**TASK TO COMPLETE**
Repeat the records below exactly, leaving out any pictures.

[Figure record listings]

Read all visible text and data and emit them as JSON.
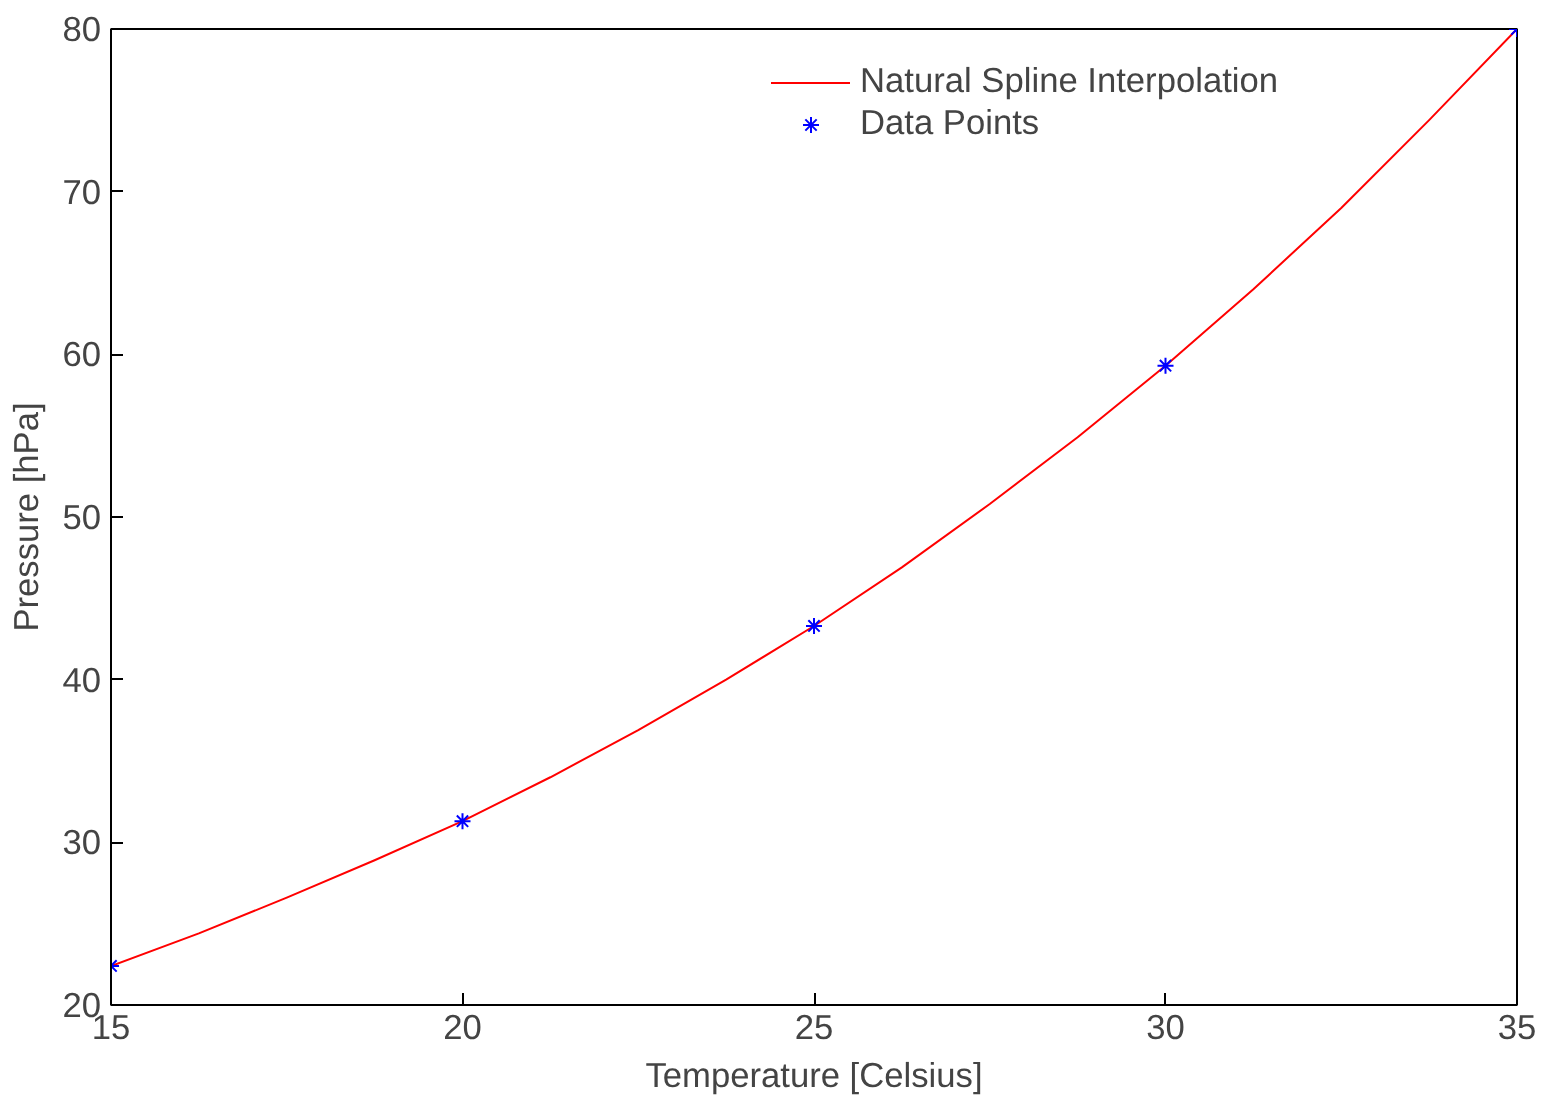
{
  "chart_data": {
    "type": "line",
    "xlabel": "Temperature [Celsius]",
    "ylabel": "Pressure [hPa]",
    "xlim": [
      15,
      35
    ],
    "ylim": [
      20,
      80
    ],
    "xticks": [
      15,
      20,
      25,
      30,
      35
    ],
    "yticks": [
      20,
      30,
      40,
      50,
      60,
      70,
      80
    ],
    "grid": false,
    "legend": "top right",
    "series": [
      {
        "name": "Natural Spline Interpolation",
        "color": "#ff0000",
        "marker": "none",
        "x": [
          15,
          16.25,
          17.5,
          18.75,
          20,
          21.25,
          22.5,
          23.75,
          25,
          26.25,
          27.5,
          28.75,
          30,
          31.25,
          32.5,
          33.75,
          35
        ],
        "values": [
          22.4,
          24.4,
          26.6,
          28.9,
          31.3,
          34.0,
          36.9,
          40.0,
          43.3,
          46.9,
          50.8,
          54.9,
          59.3,
          64.0,
          69.0,
          74.4,
          80.0
        ]
      },
      {
        "name": "Data Points",
        "type": "scatter",
        "color": "#0000ff",
        "marker": "cross",
        "x": [
          15,
          20,
          25,
          30,
          35
        ],
        "values": [
          22.4,
          31.3,
          43.3,
          59.3,
          80.0
        ]
      }
    ]
  }
}
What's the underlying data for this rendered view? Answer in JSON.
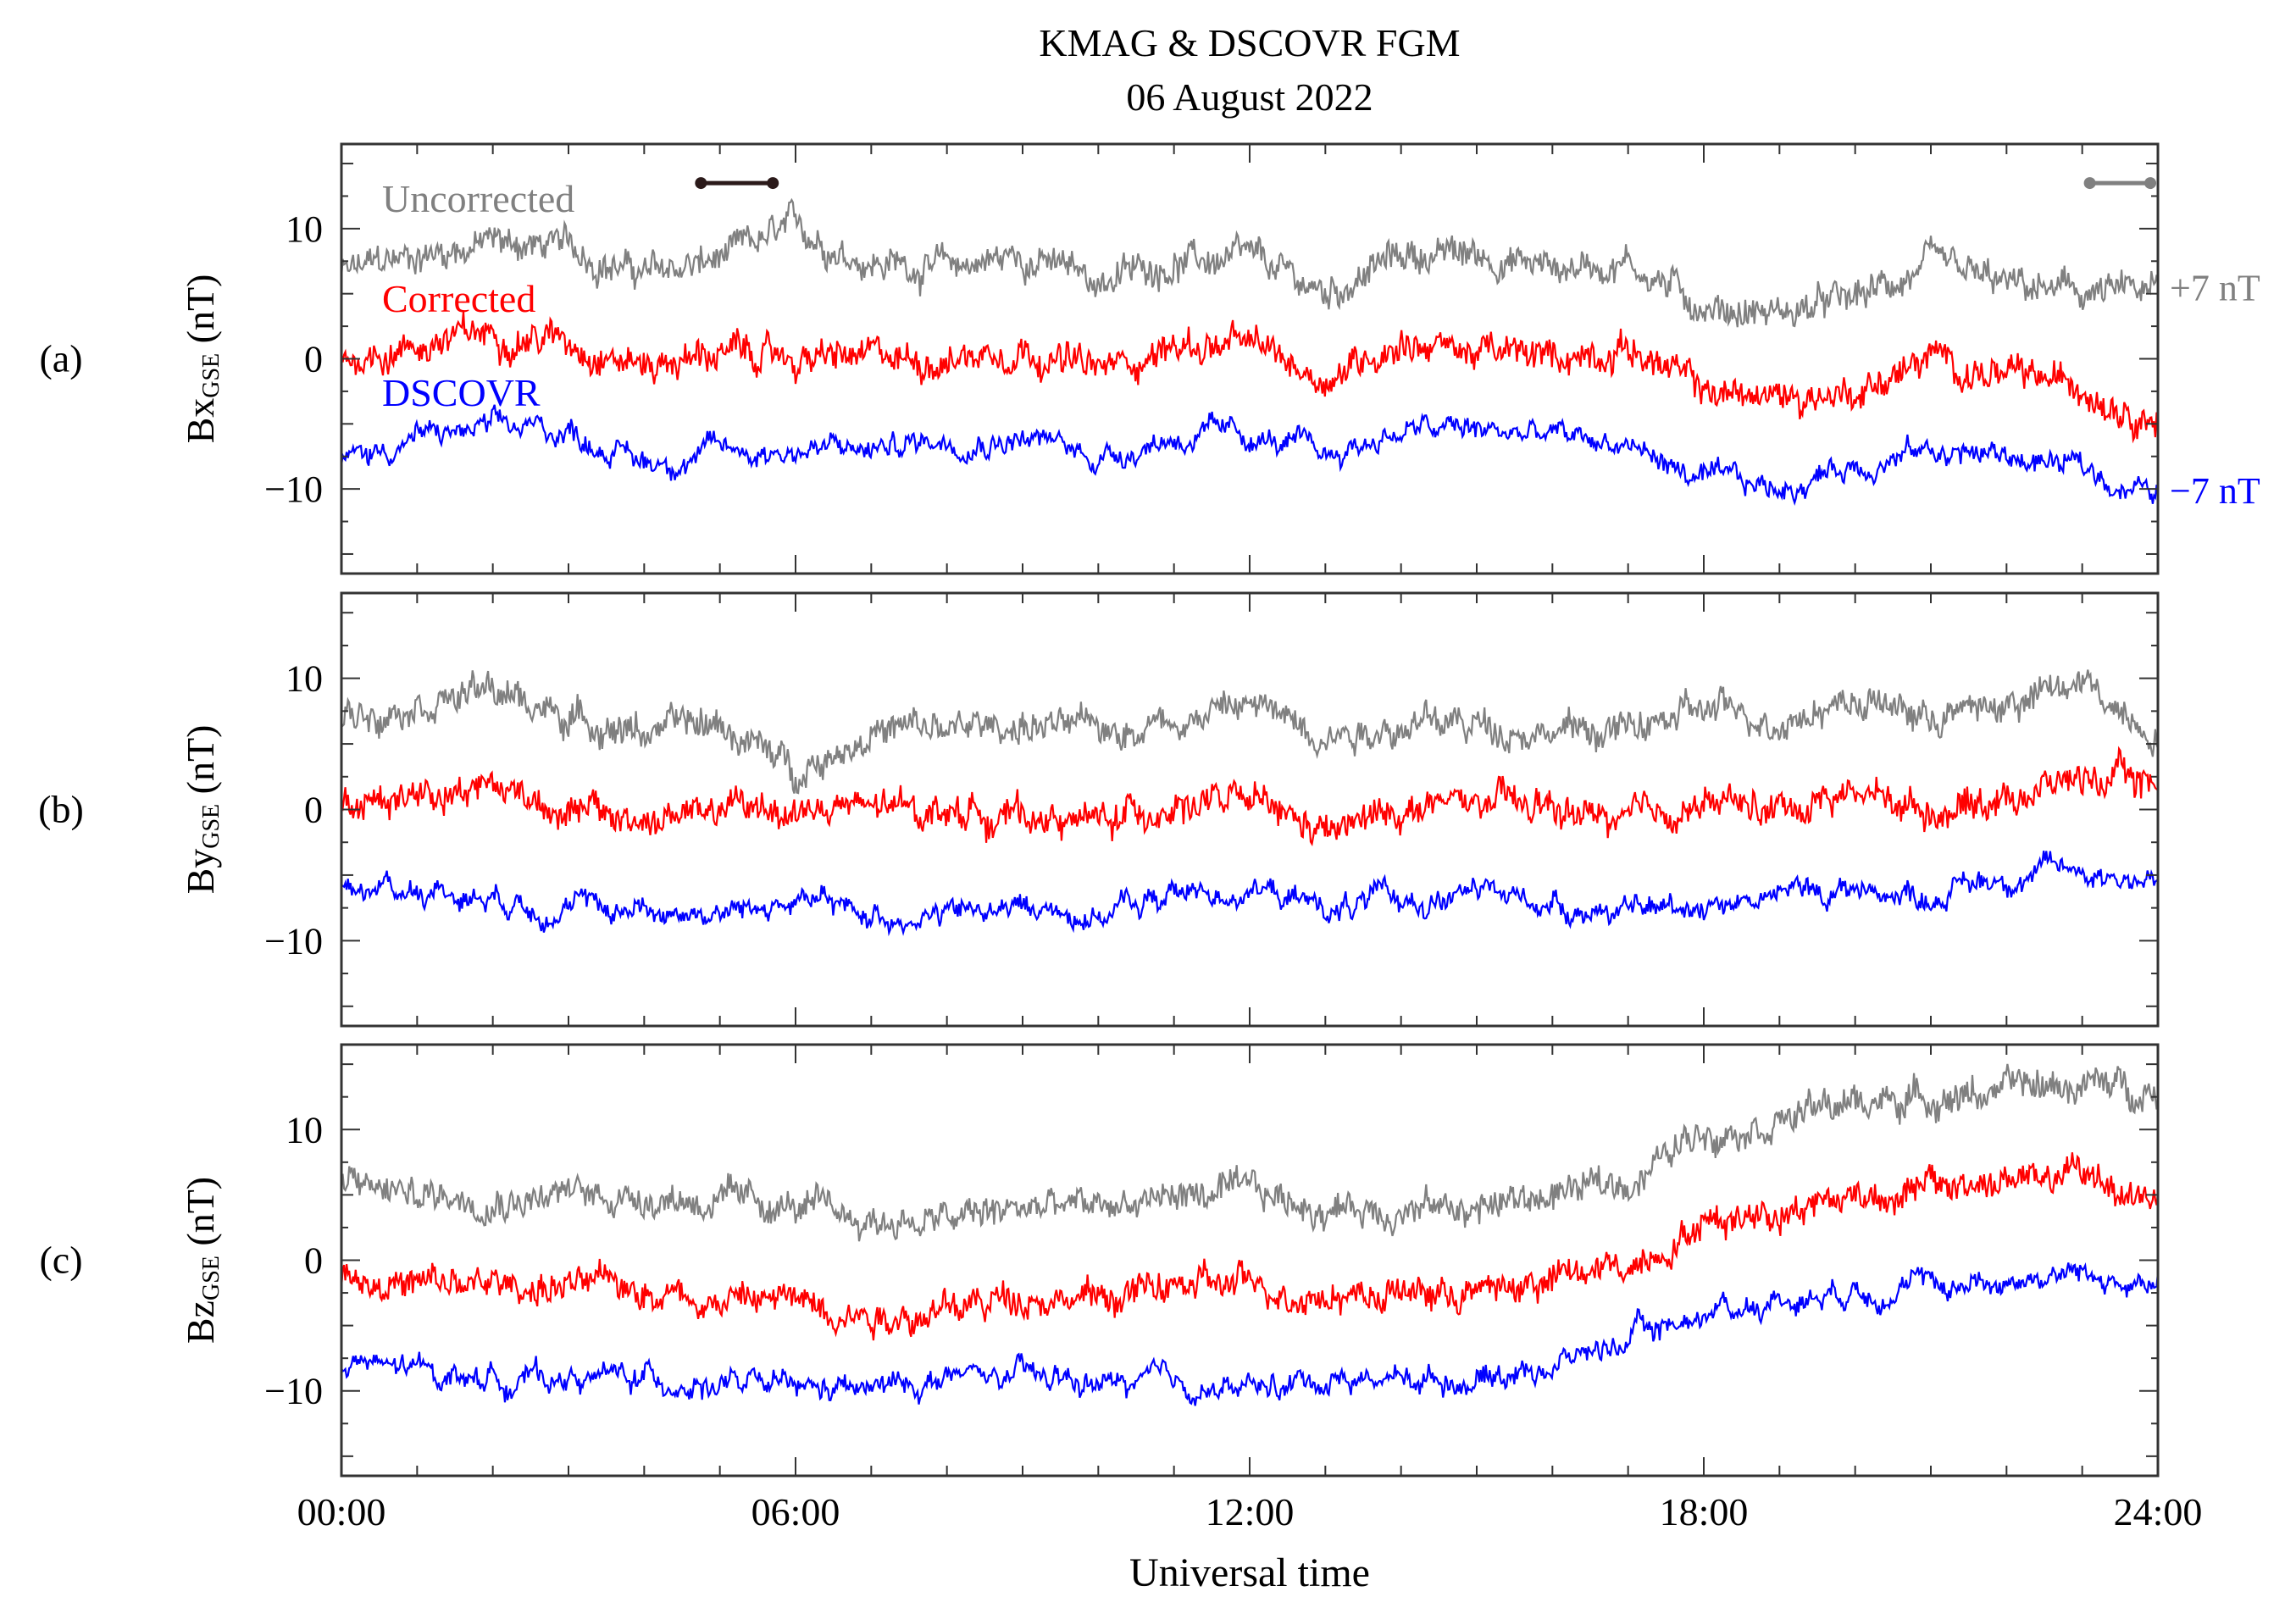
{
  "chart_data": {
    "type": "line",
    "title": "KMAG & DSCOVR FGM",
    "subtitle": "06 August 2022",
    "xlabel": "Universal time",
    "xlim": [
      0,
      24
    ],
    "x_tick_labels": [
      "00:00",
      "06:00",
      "12:00",
      "18:00",
      "24:00"
    ],
    "x_tick_values": [
      0,
      6,
      12,
      18,
      24
    ],
    "x_hours": [
      0,
      1,
      2,
      3,
      4,
      5,
      6,
      7,
      8,
      9,
      10,
      11,
      12,
      13,
      14,
      15,
      16,
      17,
      18,
      19,
      20,
      21,
      22,
      23,
      24
    ],
    "colors": {
      "Uncorrected": "#808080",
      "Corrected": "#ff0000",
      "DSCOVR": "#0000ff",
      "interval_bar": "#2b1a1a"
    },
    "legend": [
      "Uncorrected",
      "Corrected",
      "DSCOVR"
    ],
    "offset_labels": {
      "plus": "+7 nT",
      "minus": "−7 nT"
    },
    "panels": [
      {
        "label": "(a)",
        "ylabel_main": "Bx",
        "ylabel_sub": "GSE",
        "ylabel_unit": " (nT)",
        "ylim": [
          -16.5,
          16.5
        ],
        "y_tick_values": [
          10,
          0,
          -10
        ],
        "y_tick_labels": [
          "10",
          "0",
          "−10"
        ],
        "intervals": [
          {
            "start": 4.75,
            "end": 5.7,
            "value": 13.5,
            "color": "#2b1a1a"
          },
          {
            "start": 23.1,
            "end": 23.9,
            "value": 13.5,
            "color": "#808080"
          }
        ],
        "series": [
          {
            "name": "Uncorrected",
            "values": [
              6.5,
              8,
              9,
              8.5,
              6.5,
              7.5,
              10,
              7.5,
              7,
              8,
              6,
              7.5,
              7.5,
              5,
              8,
              8,
              7,
              7.5,
              4,
              3.5,
              4.5,
              7,
              5.5,
              5,
              5
            ]
          },
          {
            "name": "Corrected",
            "values": [
              0,
              1,
              2,
              1.5,
              -0.5,
              0.5,
              0,
              0,
              0,
              1,
              -1,
              1,
              1,
              -1.5,
              1.5,
              0.5,
              0,
              1,
              -2.5,
              -3,
              -2.5,
              0,
              -1.5,
              -2,
              -4.5
            ]
          },
          {
            "name": "DSCOVR",
            "values": [
              -8,
              -6,
              -5.5,
              -5.5,
              -8,
              -7,
              -7,
              -7,
              -6,
              -6,
              -7.5,
              -6,
              -6,
              -7.5,
              -5.5,
              -5.5,
              -6,
              -6.5,
              -9.5,
              -10,
              -8,
              -7,
              -7.5,
              -8.5,
              -10.5
            ]
          }
        ]
      },
      {
        "label": "(b)",
        "ylabel_main": "By",
        "ylabel_sub": "GSE",
        "ylabel_unit": " (nT)",
        "ylim": [
          -16.5,
          16.5
        ],
        "y_tick_values": [
          10,
          0,
          -10
        ],
        "y_tick_labels": [
          "10",
          "0",
          "−10"
        ],
        "intervals": [],
        "series": [
          {
            "name": "Uncorrected",
            "values": [
              7,
              8.5,
              9,
              7,
              6,
              6.5,
              3,
              6,
              6,
              6.5,
              6,
              7,
              8,
              6,
              6.5,
              6.5,
              6,
              6,
              7.5,
              7,
              8.5,
              7,
              8,
              9.5,
              6
            ]
          },
          {
            "name": "Corrected",
            "values": [
              0,
              1.5,
              2,
              0,
              -1,
              0,
              0,
              0,
              0,
              -0.5,
              -1,
              0.5,
              0.5,
              -2,
              0,
              0.5,
              0,
              -1,
              0.5,
              0,
              1.5,
              0,
              1,
              2.5,
              2
            ]
          },
          {
            "name": "DSCOVR",
            "values": [
              -6,
              -6,
              -6.5,
              -7.5,
              -7.5,
              -8,
              -7,
              -8,
              -8,
              -7.5,
              -8,
              -6.5,
              -6,
              -7.5,
              -7,
              -6.5,
              -7,
              -8,
              -7,
              -6.5,
              -6,
              -6.5,
              -5,
              -4.5,
              -5.5
            ]
          }
        ]
      },
      {
        "label": "(c)",
        "ylabel_main": "Bz",
        "ylabel_sub": "GSE",
        "ylabel_unit": " (nT)",
        "ylim": [
          -16.5,
          16.5
        ],
        "y_tick_values": [
          10,
          0,
          -10
        ],
        "y_tick_labels": [
          "10",
          "0",
          "−10"
        ],
        "intervals": [],
        "series": [
          {
            "name": "Uncorrected",
            "values": [
              6,
              5,
              5,
              5,
              5,
              4.5,
              4,
              3,
              3,
              4,
              4,
              5,
              5,
              4,
              4,
              4,
              5,
              6,
              10,
              11,
              12,
              12.5,
              13,
              13.5,
              13
            ]
          },
          {
            "name": "Corrected",
            "values": [
              -1,
              -2,
              -2,
              -2,
              -2,
              -3,
              -3,
              -4,
              -4,
              -2.5,
              -3,
              -2,
              -2,
              -2.5,
              -2.5,
              -2.5,
              -1.5,
              -0.5,
              3,
              4,
              5,
              5.5,
              6,
              6.5,
              4.5
            ]
          },
          {
            "name": "DSCOVR",
            "values": [
              -8,
              -8.5,
              -9,
              -9,
              -9,
              -9.5,
              -10,
              -10,
              -9,
              -9,
              -9.5,
              -9.5,
              -10,
              -9,
              -9,
              -9,
              -8,
              -6,
              -4,
              -3,
              -2,
              -2,
              -1.5,
              -1,
              -2.5
            ]
          }
        ]
      }
    ]
  }
}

**ANSWER TO THE EXERCISE**
Read all visible text and data and emit them as JSON.
{
  "chart_data": {
    "type": "line",
    "xlabel": "Temperature [Celsius]",
    "ylabel": "Pressure [hPa]",
    "xlim": [
      15,
      35
    ],
    "ylim": [
      20,
      80
    ],
    "xticks": [
      15,
      20,
      25,
      30,
      35
    ],
    "yticks": [
      20,
      30,
      40,
      50,
      60,
      70,
      80
    ],
    "grid": false,
    "legend": "top right",
    "series": [
      {
        "name": "Natural Spline Interpolation",
        "color": "#ff0000",
        "marker": "none",
        "x": [
          15,
          16.25,
          17.5,
          18.75,
          20,
          21.25,
          22.5,
          23.75,
          25,
          26.25,
          27.5,
          28.75,
          30,
          31.25,
          32.5,
          33.75,
          35
        ],
        "values": [
          22.4,
          24.4,
          26.6,
          28.9,
          31.3,
          34.0,
          36.9,
          40.0,
          43.3,
          46.9,
          50.8,
          54.9,
          59.3,
          64.0,
          69.0,
          74.4,
          80.0
        ]
      },
      {
        "name": "Data Points",
        "type": "scatter",
        "color": "#0000ff",
        "marker": "cross",
        "x": [
          15,
          20,
          25,
          30,
          35
        ],
        "values": [
          22.4,
          31.3,
          43.3,
          59.3,
          80.0
        ]
      }
    ]
  }
}
What's the underlying data for this rendered view? Answer in JSON.
{
  "chart_data": {
    "type": "line",
    "title": "KMAG & DSCOVR FGM",
    "subtitle": "06 August 2022",
    "xlabel": "Universal time",
    "xlim": [
      0,
      24
    ],
    "x_tick_labels": [
      "00:00",
      "06:00",
      "12:00",
      "18:00",
      "24:00"
    ],
    "x_tick_values": [
      0,
      6,
      12,
      18,
      24
    ],
    "x_hours": [
      0,
      1,
      2,
      3,
      4,
      5,
      6,
      7,
      8,
      9,
      10,
      11,
      12,
      13,
      14,
      15,
      16,
      17,
      18,
      19,
      20,
      21,
      22,
      23,
      24
    ],
    "colors": {
      "Uncorrected": "#808080",
      "Corrected": "#ff0000",
      "DSCOVR": "#0000ff",
      "interval_bar": "#2b1a1a"
    },
    "legend": [
      "Uncorrected",
      "Corrected",
      "DSCOVR"
    ],
    "offset_labels": {
      "plus": "+7 nT",
      "minus": "−7 nT"
    },
    "panels": [
      {
        "label": "(a)",
        "ylabel_main": "Bx",
        "ylabel_sub": "GSE",
        "ylabel_unit": " (nT)",
        "ylim": [
          -16.5,
          16.5
        ],
        "y_tick_values": [
          10,
          0,
          -10
        ],
        "y_tick_labels": [
          "10",
          "0",
          "−10"
        ],
        "intervals": [
          {
            "start": 4.75,
            "end": 5.7,
            "value": 13.5,
            "color": "#2b1a1a"
          },
          {
            "start": 23.1,
            "end": 23.9,
            "value": 13.5,
            "color": "#808080"
          }
        ],
        "series": [
          {
            "name": "Uncorrected",
            "values": [
              6.5,
              8,
              9,
              8.5,
              6.5,
              7.5,
              10,
              7.5,
              7,
              8,
              6,
              7.5,
              7.5,
              5,
              8,
              8,
              7,
              7.5,
              4,
              3.5,
              4.5,
              7,
              5.5,
              5,
              5
            ]
          },
          {
            "name": "Corrected",
            "values": [
              0,
              1,
              2,
              1.5,
              -0.5,
              0.5,
              0,
              0,
              0,
              1,
              -1,
              1,
              1,
              -1.5,
              1.5,
              0.5,
              0,
              1,
              -2.5,
              -3,
              -2.5,
              0,
              -1.5,
              -2,
              -4.5
            ]
          },
          {
            "name": "DSCOVR",
            "values": [
              -8,
              -6,
              -5.5,
              -5.5,
              -8,
              -7,
              -7,
              -7,
              -6,
              -6,
              -7.5,
              -6,
              -6,
              -7.5,
              -5.5,
              -5.5,
              -6,
              -6.5,
              -9.5,
              -10,
              -8,
              -7,
              -7.5,
              -8.5,
              -10.5
            ]
          }
        ]
      },
      {
        "label": "(b)",
        "ylabel_main": "By",
        "ylabel_sub": "GSE",
        "ylabel_unit": " (nT)",
        "ylim": [
          -16.5,
          16.5
        ],
        "y_tick_values": [
          10,
          0,
          -10
        ],
        "y_tick_labels": [
          "10",
          "0",
          "−10"
        ],
        "intervals": [],
        "series": [
          {
            "name": "Uncorrected",
            "values": [
              7,
              8.5,
              9,
              7,
              6,
              6.5,
              3,
              6,
              6,
              6.5,
              6,
              7,
              8,
              6,
              6.5,
              6.5,
              6,
              6,
              7.5,
              7,
              8.5,
              7,
              8,
              9.5,
              6
            ]
          },
          {
            "name": "Corrected",
            "values": [
              0,
              1.5,
              2,
              0,
              -1,
              0,
              0,
              0,
              0,
              -0.5,
              -1,
              0.5,
              0.5,
              -2,
              0,
              0.5,
              0,
              -1,
              0.5,
              0,
              1.5,
              0,
              1,
              2.5,
              2
            ]
          },
          {
            "name": "DSCOVR",
            "values": [
              -6,
              -6,
              -6.5,
              -7.5,
              -7.5,
              -8,
              -7,
              -8,
              -8,
              -7.5,
              -8,
              -6.5,
              -6,
              -7.5,
              -7,
              -6.5,
              -7,
              -8,
              -7,
              -6.5,
              -6,
              -6.5,
              -5,
              -4.5,
              -5.5
            ]
          }
        ]
      },
      {
        "label": "(c)",
        "ylabel_main": "Bz",
        "ylabel_sub": "GSE",
        "ylabel_unit": " (nT)",
        "ylim": [
          -16.5,
          16.5
        ],
        "y_tick_values": [
          10,
          0,
          -10
        ],
        "y_tick_labels": [
          "10",
          "0",
          "−10"
        ],
        "intervals": [],
        "series": [
          {
            "name": "Uncorrected",
            "values": [
              6,
              5,
              5,
              5,
              5,
              4.5,
              4,
              3,
              3,
              4,
              4,
              5,
              5,
              4,
              4,
              4,
              5,
              6,
              10,
              11,
              12,
              12.5,
              13,
              13.5,
              13
            ]
          },
          {
            "name": "Corrected",
            "values": [
              -1,
              -2,
              -2,
              -2,
              -2,
              -3,
              -3,
              -4,
              -4,
              -2.5,
              -3,
              -2,
              -2,
              -2.5,
              -2.5,
              -2.5,
              -1.5,
              -0.5,
              3,
              4,
              5,
              5.5,
              6,
              6.5,
              4.5
            ]
          },
          {
            "name": "DSCOVR",
            "values": [
              -8,
              -8.5,
              -9,
              -9,
              -9,
              -9.5,
              -10,
              -10,
              -9,
              -9,
              -9.5,
              -9.5,
              -10,
              -9,
              -9,
              -9,
              -8,
              -6,
              -4,
              -3,
              -2,
              -2,
              -1.5,
              -1,
              -2.5
            ]
          }
        ]
      }
    ]
  }
}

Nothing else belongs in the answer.